***** RECORDED INFORMATION

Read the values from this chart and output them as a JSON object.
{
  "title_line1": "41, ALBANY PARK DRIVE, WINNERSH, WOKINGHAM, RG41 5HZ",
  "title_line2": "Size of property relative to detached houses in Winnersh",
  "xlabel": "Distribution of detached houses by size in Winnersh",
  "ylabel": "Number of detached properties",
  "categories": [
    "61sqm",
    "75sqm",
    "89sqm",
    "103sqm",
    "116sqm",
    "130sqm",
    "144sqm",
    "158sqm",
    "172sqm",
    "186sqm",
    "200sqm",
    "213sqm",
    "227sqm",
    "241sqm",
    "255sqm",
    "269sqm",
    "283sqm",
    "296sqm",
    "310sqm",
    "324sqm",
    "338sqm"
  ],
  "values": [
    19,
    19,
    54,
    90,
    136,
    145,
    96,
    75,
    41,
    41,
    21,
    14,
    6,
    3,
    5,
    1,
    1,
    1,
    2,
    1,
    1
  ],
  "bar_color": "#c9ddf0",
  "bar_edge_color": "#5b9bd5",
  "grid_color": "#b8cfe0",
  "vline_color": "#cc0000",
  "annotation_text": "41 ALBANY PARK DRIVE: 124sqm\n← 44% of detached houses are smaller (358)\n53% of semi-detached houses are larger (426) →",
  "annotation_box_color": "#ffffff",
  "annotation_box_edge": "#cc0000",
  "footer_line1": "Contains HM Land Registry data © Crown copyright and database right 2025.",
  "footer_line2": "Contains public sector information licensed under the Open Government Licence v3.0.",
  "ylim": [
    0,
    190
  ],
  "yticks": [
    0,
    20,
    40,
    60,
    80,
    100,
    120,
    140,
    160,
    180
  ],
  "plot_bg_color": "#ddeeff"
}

**********

Your answer should be a single number: how many lines in the data above include "houses"?

ANSWER FOR THE TASK: 3